═════ Exercise inputs ═════

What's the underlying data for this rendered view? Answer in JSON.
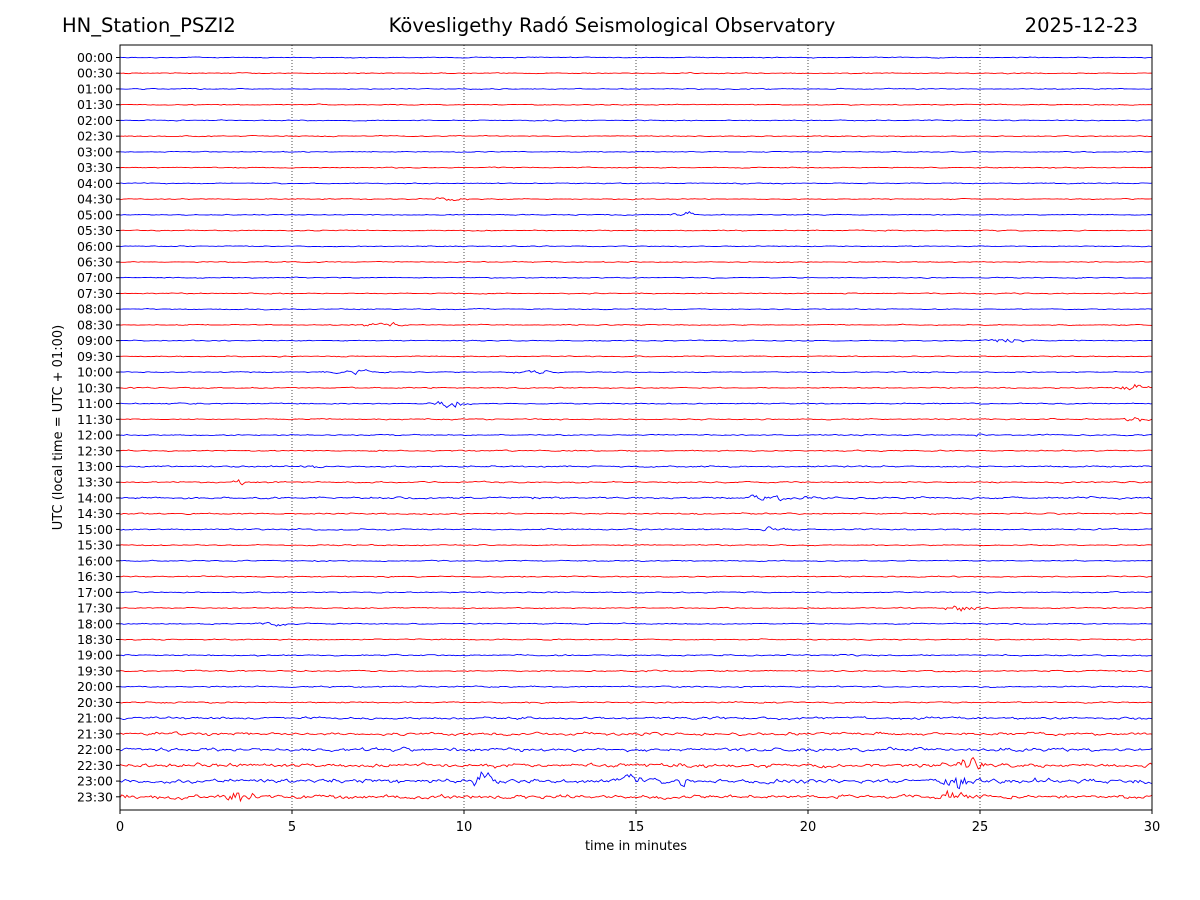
{
  "header": {
    "station": "HN_Station_PSZI2",
    "observatory": "Kövesligethy Radó Seismological Observatory",
    "date": "2025-12-23"
  },
  "chart_data": {
    "type": "line",
    "title": "Kövesligethy Radó Seismological Observatory",
    "xlabel": "time in minutes",
    "ylabel": "UTC (local time = UTC + 01:00)",
    "xlim": [
      0,
      30
    ],
    "xticks": [
      "0",
      "5",
      "10",
      "15",
      "20",
      "25",
      "30"
    ],
    "grid": "vertical dotted lines at each x tick",
    "trace_colors": [
      "#0000ff",
      "#ff0000"
    ],
    "rows": [
      "00:00",
      "00:30",
      "01:00",
      "01:30",
      "02:00",
      "02:30",
      "03:00",
      "03:30",
      "04:00",
      "04:30",
      "05:00",
      "05:30",
      "06:00",
      "06:30",
      "07:00",
      "07:30",
      "08:00",
      "08:30",
      "09:00",
      "09:30",
      "10:00",
      "10:30",
      "11:00",
      "11:30",
      "12:00",
      "12:30",
      "13:00",
      "13:30",
      "14:00",
      "14:30",
      "15:00",
      "15:30",
      "16:00",
      "16:30",
      "17:00",
      "17:30",
      "18:00",
      "18:30",
      "19:00",
      "19:30",
      "20:00",
      "20:30",
      "21:00",
      "21:30",
      "22:00",
      "22:30",
      "23:00",
      "23:30"
    ],
    "noise_level": [
      1,
      1,
      1,
      1,
      1,
      1,
      1,
      1,
      1,
      1,
      1,
      1,
      1,
      1,
      1,
      1,
      1,
      1,
      1,
      1,
      1,
      1.2,
      1.2,
      1.2,
      1.2,
      1.2,
      1.5,
      1.5,
      2,
      1.5,
      1.5,
      1.2,
      1.2,
      1.2,
      1.2,
      1.2,
      1.2,
      1.2,
      1.5,
      1.5,
      1.5,
      1.5,
      2.5,
      3,
      3.5,
      4,
      4.5,
      4
    ],
    "events": [
      {
        "row": "04:30",
        "minute": 9.6,
        "amp": 2.5,
        "width": 0.4
      },
      {
        "row": "05:00",
        "minute": 16.4,
        "amp": 2.5,
        "width": 0.3
      },
      {
        "row": "08:30",
        "minute": 7.6,
        "amp": 2.5,
        "width": 0.5
      },
      {
        "row": "09:00",
        "minute": 25.8,
        "amp": 3.5,
        "width": 0.5
      },
      {
        "row": "10:00",
        "minute": 6.8,
        "amp": 2,
        "width": 0.6
      },
      {
        "row": "10:00",
        "minute": 12,
        "amp": 2,
        "width": 0.6
      },
      {
        "row": "10:30",
        "minute": 29.5,
        "amp": 3,
        "width": 0.5
      },
      {
        "row": "11:00",
        "minute": 9.6,
        "amp": 3.5,
        "width": 0.4
      },
      {
        "row": "11:30",
        "minute": 29.6,
        "amp": 2.5,
        "width": 0.4
      },
      {
        "row": "12:00",
        "minute": 25,
        "amp": 4,
        "width": 0.08
      },
      {
        "row": "13:00",
        "minute": 5.6,
        "amp": 2.5,
        "width": 0.2
      },
      {
        "row": "13:30",
        "minute": 3.5,
        "amp": 3,
        "width": 0.15
      },
      {
        "row": "14:00",
        "minute": 19,
        "amp": 2.5,
        "width": 0.8
      },
      {
        "row": "15:00",
        "minute": 19,
        "amp": 3,
        "width": 0.4
      },
      {
        "row": "17:30",
        "minute": 24.5,
        "amp": 2.5,
        "width": 0.5
      },
      {
        "row": "18:00",
        "minute": 4.5,
        "amp": 2,
        "width": 0.4
      },
      {
        "row": "22:30",
        "minute": 24.8,
        "amp": 5,
        "width": 0.4
      },
      {
        "row": "23:00",
        "minute": 10.5,
        "amp": 8,
        "width": 0.3
      },
      {
        "row": "23:00",
        "minute": 14.9,
        "amp": 6,
        "width": 0.3
      },
      {
        "row": "23:00",
        "minute": 16.4,
        "amp": 5,
        "width": 0.2
      },
      {
        "row": "23:00",
        "minute": 24.4,
        "amp": 6,
        "width": 0.4
      },
      {
        "row": "23:30",
        "minute": 3.5,
        "amp": 5,
        "width": 0.4
      },
      {
        "row": "23:30",
        "minute": 24.3,
        "amp": 7,
        "width": 0.4
      }
    ]
  }
}
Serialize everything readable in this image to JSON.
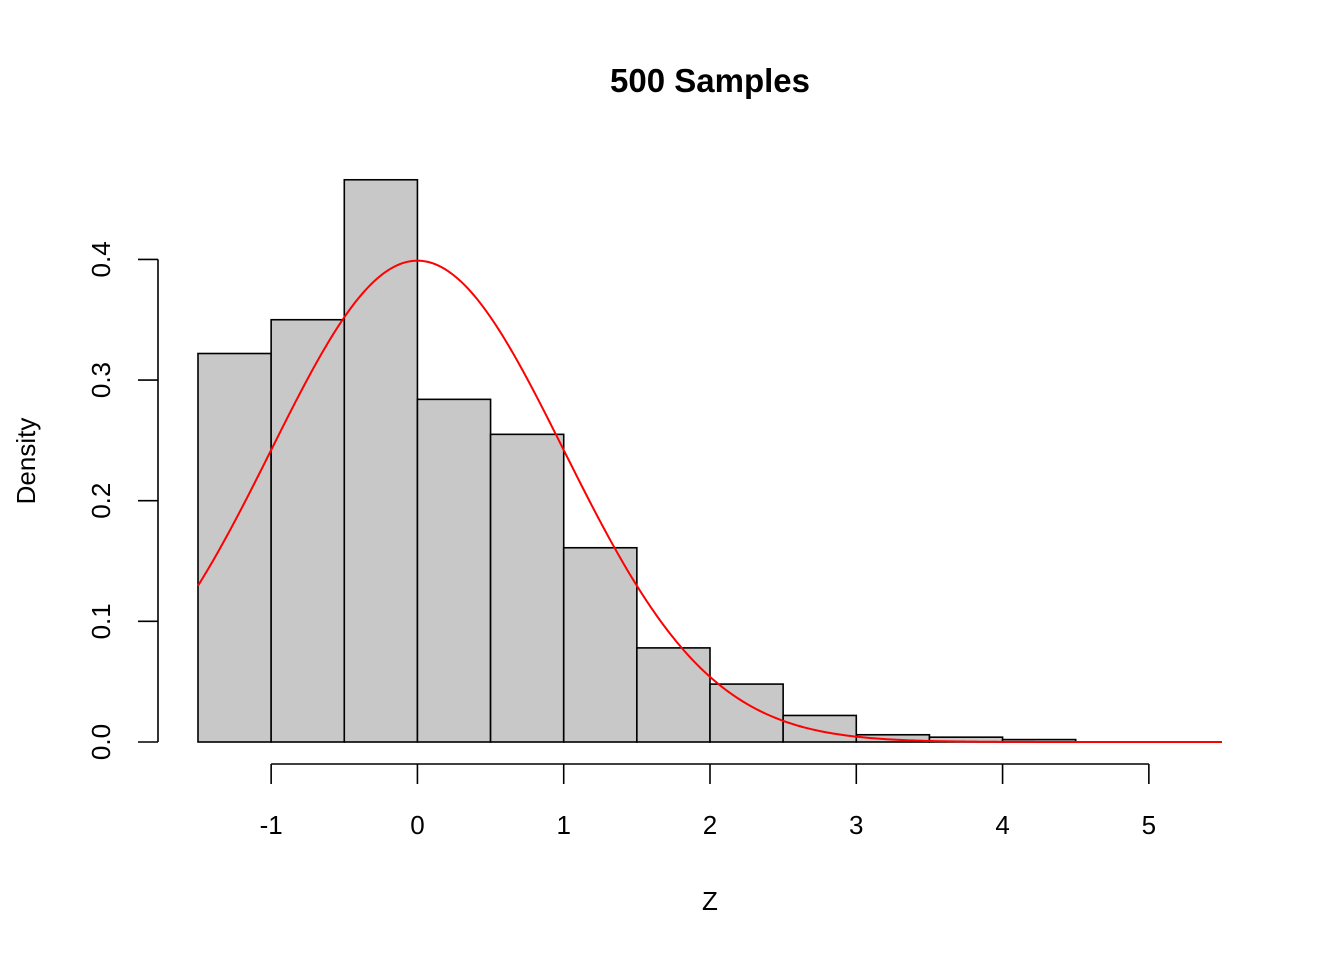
{
  "chart_data": {
    "type": "bar",
    "title": "500 Samples",
    "xlabel": "Z",
    "ylabel": "Density",
    "xlim": [
      -1.5,
      5.5
    ],
    "ylim": [
      0,
      0.47
    ],
    "x_ticks": [
      -1,
      0,
      1,
      2,
      3,
      4,
      5
    ],
    "x_tick_labels": [
      "-1",
      "0",
      "1",
      "2",
      "3",
      "4",
      "5"
    ],
    "y_ticks": [
      0.0,
      0.1,
      0.2,
      0.3,
      0.4
    ],
    "y_tick_labels": [
      "0.0",
      "0.1",
      "0.2",
      "0.3",
      "0.4"
    ],
    "bin_edges": [
      -1.5,
      -1.0,
      -0.5,
      0.0,
      0.5,
      1.0,
      1.5,
      2.0,
      2.5,
      3.0,
      3.5,
      4.0,
      4.5,
      5.0,
      5.5
    ],
    "values": [
      0.322,
      0.35,
      0.466,
      0.284,
      0.255,
      0.161,
      0.078,
      0.048,
      0.022,
      0.006,
      0.004,
      0.002,
      0.0,
      0.0
    ],
    "bar_fill": "#c8c8c8",
    "overlay": {
      "type": "line",
      "function": "standard normal density",
      "mean": 0,
      "sd": 1,
      "color": "#ff0000"
    },
    "grid": false,
    "legend": "none"
  }
}
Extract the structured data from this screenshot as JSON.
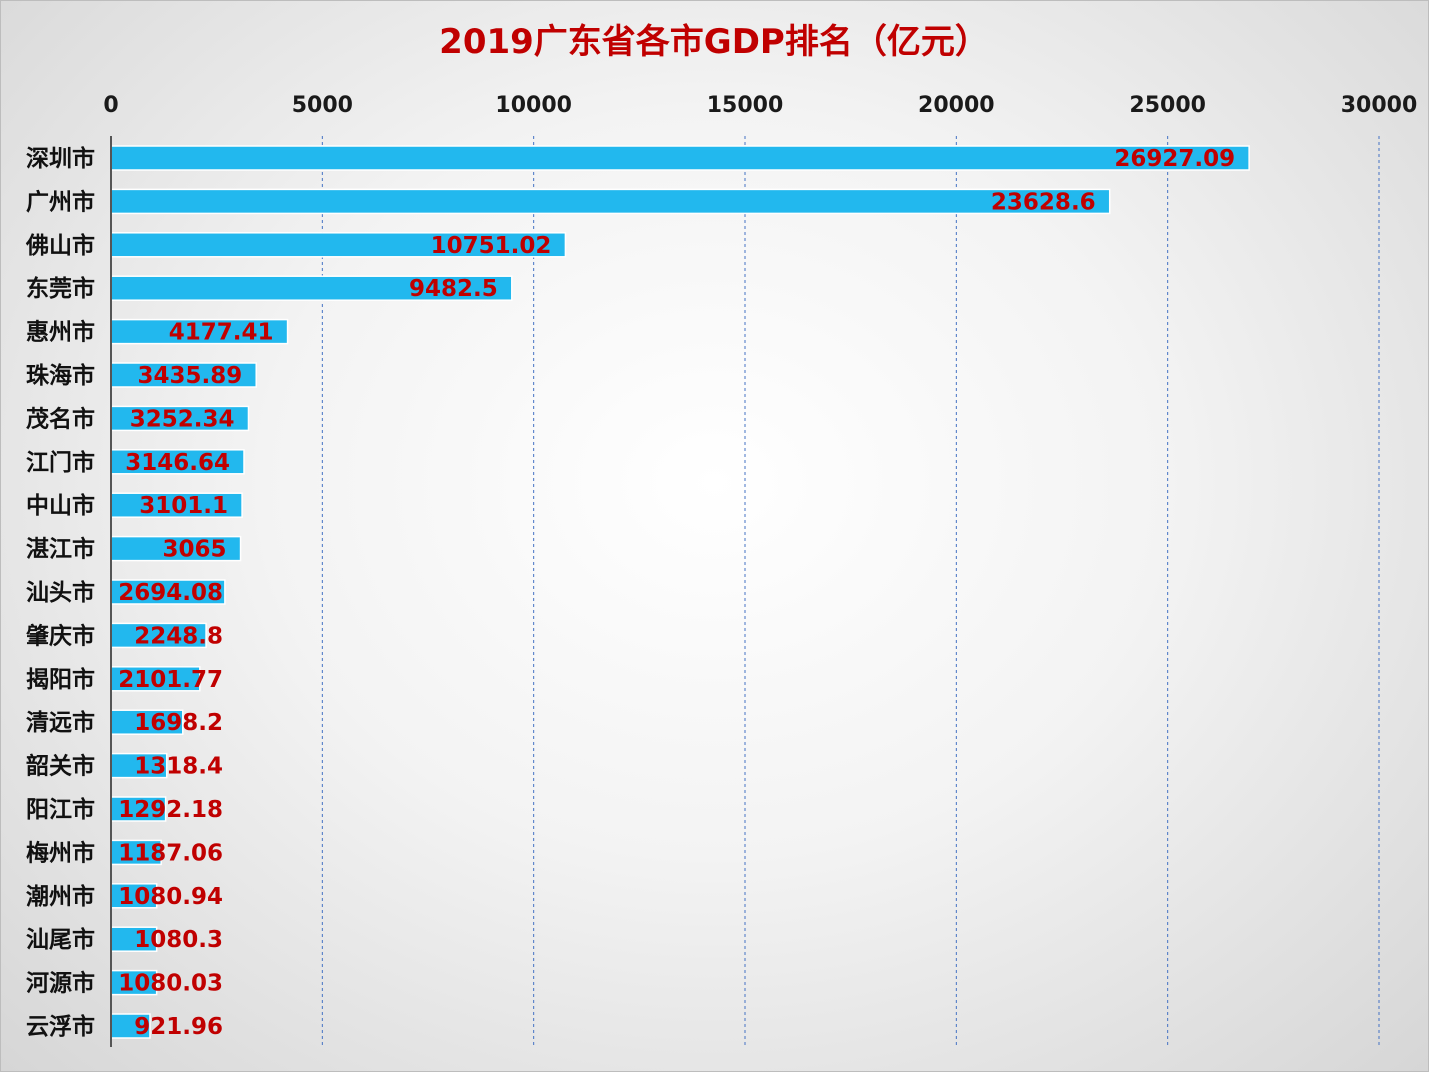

═════

* Exercise description
Reproduce each line of the material containing the word "grid".

* Response to the task
    "grid": "vertical dotted lines at each x tick",
    "grid": false,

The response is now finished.